Escritor y psicoanalista, Luis Gusmán nació en Buenos Aires en el año 1944. Autor de una gran cantidad de libros en una amplia variedad de géneros y temas, entre sus novelas se destacan El frasquito (que este año cumple 50 años y tiene edición reciente de Edhasa), En el corazón de junio y Tennessee y, entre los de no ficción, La rueda de Virgilio, Epitafios y Flechazo.
Meses atrás la editorial Ampersand, en la hermosa colección Lectores que dirige Graciela Batticuore, publicó Avellaneda profana, un libro de memorias lectoras de Gusmán que es un regalo para el corazón de todo lector sensible. Luis hace hablar a la memoria de diferentes tiempos y lecturas: Avellaneda, el tango, el club de sus amores en cuya biblioteca se formó como lector; el padre ausente y la falta de billetes, el estrabismo vergonzante, la colimba, los romances juveniles, los primeros trabajos en grandes librerías, las amistades literarias, la prohibición de su primera novela por parte de la dictadura….
··········
■ LISTA DE TAREAS:
[1] Enumera las novelas de Luis Gusmán que se mencionan en el texto sobre el autor.
[2] Reproduce al pie de la letra el tramo del texto sobre Luis Gusmán que va de "Escritor y psicoanalista, Luis" a "Epitafios y Flechazo.".

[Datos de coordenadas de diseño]
··········
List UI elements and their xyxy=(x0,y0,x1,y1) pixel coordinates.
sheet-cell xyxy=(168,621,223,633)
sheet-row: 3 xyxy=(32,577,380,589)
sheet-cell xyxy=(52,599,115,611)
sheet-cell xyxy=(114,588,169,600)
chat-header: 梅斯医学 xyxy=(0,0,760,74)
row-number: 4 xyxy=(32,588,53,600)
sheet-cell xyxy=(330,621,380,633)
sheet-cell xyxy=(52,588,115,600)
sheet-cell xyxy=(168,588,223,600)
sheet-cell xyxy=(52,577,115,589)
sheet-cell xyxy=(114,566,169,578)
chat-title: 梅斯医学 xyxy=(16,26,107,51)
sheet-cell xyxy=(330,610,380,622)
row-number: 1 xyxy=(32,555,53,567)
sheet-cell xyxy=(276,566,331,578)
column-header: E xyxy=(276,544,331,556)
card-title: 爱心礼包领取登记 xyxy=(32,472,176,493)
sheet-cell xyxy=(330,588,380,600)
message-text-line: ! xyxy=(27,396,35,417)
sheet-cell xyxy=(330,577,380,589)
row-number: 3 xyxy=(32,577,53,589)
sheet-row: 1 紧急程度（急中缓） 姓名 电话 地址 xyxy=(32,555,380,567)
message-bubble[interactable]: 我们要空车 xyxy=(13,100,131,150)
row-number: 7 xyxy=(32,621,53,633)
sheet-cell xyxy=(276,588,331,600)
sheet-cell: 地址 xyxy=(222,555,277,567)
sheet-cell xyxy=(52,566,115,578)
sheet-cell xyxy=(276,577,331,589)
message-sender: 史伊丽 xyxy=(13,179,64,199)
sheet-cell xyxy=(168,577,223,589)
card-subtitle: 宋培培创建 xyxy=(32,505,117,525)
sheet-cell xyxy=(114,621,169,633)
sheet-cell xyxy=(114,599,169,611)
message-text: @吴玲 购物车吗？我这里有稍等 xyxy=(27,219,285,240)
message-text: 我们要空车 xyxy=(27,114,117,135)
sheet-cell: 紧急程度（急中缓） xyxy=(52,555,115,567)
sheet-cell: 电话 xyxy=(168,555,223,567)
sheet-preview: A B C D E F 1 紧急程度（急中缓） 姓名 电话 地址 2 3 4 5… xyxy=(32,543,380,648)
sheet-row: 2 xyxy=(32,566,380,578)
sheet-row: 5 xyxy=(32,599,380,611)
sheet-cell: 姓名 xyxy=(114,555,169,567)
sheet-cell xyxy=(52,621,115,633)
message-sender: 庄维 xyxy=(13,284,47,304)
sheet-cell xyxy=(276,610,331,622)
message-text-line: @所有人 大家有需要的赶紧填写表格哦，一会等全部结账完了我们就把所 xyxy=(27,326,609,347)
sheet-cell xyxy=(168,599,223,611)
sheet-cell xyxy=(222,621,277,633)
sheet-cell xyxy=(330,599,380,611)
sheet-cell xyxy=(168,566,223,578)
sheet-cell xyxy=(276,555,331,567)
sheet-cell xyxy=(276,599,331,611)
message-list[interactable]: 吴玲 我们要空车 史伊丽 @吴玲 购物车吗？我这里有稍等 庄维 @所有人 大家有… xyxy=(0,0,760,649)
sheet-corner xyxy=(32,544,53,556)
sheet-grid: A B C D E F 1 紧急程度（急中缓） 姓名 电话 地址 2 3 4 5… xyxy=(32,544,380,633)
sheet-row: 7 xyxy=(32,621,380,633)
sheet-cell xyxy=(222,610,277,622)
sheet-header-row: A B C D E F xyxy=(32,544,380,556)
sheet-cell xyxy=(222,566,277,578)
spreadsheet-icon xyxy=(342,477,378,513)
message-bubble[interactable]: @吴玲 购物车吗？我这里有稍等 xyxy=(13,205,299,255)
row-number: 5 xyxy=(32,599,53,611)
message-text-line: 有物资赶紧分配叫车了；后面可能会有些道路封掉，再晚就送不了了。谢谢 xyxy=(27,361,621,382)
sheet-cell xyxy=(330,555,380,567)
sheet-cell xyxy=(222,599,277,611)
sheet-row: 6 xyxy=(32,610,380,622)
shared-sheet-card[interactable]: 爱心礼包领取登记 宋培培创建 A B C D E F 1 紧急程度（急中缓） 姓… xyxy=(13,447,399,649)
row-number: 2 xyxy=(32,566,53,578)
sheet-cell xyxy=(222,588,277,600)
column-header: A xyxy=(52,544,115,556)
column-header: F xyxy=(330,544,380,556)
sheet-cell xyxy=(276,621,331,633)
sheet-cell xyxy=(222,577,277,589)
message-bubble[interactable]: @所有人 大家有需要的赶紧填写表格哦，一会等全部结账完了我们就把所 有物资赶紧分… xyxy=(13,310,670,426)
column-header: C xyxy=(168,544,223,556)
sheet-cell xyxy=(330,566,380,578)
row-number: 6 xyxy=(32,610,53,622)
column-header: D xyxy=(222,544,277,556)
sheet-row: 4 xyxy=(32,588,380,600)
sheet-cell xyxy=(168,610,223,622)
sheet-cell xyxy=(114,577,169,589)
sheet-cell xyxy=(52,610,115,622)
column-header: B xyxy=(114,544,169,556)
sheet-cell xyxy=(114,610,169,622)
··········
■ RESPUESTAS POR TAREA:
[1]
El frasquito
En el corazón de junio
Tennessee

[2]
Escritor y psicoanalista, Luis Gusmán nació en Buenos Aires en el año 1944. Autor de una gran cantidad de libros en una amplia variedad de géneros y temas, entre sus novelas se destacan El frasquito (que este año cumple 50 años y tiene edición reciente de Edhasa), En el corazón de junio y Tennessee y, entre los de no ficción, La rueda de Virgilio, Epitafios y Flechazo.